--- begin Supplied entries ---

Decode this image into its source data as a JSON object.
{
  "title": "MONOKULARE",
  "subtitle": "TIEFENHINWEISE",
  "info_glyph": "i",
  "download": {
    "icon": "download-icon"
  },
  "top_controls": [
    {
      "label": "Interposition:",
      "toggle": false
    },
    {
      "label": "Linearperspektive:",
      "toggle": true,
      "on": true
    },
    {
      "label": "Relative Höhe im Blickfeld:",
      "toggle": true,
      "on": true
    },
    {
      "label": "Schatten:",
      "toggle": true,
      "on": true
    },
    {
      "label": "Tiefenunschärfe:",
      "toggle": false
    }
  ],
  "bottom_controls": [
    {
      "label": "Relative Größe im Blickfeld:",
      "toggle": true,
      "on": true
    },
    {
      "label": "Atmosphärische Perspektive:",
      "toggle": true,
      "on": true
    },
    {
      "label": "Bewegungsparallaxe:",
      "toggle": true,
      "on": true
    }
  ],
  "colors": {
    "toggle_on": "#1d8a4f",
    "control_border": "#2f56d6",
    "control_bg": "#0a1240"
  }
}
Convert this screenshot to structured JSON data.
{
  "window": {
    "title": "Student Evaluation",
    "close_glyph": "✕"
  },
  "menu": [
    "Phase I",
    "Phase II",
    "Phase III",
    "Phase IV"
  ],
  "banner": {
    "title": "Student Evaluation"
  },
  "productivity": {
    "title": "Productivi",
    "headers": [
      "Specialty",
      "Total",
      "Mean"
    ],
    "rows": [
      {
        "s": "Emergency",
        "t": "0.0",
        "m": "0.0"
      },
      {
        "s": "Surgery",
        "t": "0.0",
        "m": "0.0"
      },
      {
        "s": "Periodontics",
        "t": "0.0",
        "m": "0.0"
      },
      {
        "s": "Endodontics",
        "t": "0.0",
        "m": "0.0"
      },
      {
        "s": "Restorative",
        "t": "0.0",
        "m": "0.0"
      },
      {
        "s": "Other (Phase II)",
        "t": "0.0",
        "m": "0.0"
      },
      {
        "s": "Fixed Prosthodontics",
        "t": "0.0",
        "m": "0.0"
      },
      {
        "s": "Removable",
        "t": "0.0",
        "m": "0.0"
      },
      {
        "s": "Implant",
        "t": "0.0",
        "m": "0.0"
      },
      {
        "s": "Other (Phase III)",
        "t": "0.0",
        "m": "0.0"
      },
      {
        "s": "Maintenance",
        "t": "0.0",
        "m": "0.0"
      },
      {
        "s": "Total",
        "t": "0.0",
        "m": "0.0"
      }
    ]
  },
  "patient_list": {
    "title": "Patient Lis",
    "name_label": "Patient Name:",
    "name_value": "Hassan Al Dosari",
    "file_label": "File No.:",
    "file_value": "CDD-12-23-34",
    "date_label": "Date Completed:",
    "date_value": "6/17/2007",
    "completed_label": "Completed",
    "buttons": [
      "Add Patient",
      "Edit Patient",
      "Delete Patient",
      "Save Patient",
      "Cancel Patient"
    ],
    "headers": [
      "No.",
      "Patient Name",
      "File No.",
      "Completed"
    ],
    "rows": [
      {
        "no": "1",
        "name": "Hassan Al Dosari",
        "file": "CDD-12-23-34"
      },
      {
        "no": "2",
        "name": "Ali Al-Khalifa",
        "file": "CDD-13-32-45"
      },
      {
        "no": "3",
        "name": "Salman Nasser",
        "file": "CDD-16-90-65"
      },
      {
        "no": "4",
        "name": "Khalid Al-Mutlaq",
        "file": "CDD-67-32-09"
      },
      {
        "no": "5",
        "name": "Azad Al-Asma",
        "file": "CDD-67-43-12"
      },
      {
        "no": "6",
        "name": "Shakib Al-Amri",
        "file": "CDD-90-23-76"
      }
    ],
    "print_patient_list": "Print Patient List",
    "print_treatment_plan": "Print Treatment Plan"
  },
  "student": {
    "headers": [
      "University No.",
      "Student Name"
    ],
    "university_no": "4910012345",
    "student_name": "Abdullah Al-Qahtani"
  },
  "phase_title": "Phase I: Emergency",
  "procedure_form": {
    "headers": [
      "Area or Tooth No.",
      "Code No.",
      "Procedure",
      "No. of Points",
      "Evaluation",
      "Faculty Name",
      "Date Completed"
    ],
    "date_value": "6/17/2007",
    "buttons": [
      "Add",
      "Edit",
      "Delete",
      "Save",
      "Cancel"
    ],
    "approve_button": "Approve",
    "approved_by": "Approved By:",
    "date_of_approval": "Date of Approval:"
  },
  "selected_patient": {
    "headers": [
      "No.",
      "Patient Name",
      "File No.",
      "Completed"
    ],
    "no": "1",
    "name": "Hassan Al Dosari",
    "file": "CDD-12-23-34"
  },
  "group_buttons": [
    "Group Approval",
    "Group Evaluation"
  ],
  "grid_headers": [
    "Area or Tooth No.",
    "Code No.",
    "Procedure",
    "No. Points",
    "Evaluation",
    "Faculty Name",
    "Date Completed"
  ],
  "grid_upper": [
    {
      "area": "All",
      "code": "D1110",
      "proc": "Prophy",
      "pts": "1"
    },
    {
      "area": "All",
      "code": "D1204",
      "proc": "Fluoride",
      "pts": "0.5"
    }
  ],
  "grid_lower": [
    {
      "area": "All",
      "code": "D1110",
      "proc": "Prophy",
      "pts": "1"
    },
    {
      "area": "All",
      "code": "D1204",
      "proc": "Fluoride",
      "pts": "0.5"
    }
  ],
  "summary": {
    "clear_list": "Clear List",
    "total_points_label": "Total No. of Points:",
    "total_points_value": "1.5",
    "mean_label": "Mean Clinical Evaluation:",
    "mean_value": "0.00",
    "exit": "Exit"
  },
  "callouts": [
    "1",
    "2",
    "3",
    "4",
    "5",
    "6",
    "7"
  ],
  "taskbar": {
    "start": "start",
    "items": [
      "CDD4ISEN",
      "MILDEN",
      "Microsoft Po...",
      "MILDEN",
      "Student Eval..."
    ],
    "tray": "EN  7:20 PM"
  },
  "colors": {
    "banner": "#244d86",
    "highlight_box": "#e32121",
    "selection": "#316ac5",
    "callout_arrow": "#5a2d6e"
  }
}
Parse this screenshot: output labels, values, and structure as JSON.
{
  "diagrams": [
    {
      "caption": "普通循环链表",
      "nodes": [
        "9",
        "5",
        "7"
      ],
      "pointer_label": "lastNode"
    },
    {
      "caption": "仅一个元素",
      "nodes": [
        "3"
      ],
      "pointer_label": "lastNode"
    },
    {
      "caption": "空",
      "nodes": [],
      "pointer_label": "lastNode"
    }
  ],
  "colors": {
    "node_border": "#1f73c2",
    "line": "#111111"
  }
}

--- end Supplied entries ---

How many lines of the data contain the word "Emergency"? Answer with the number alone.

2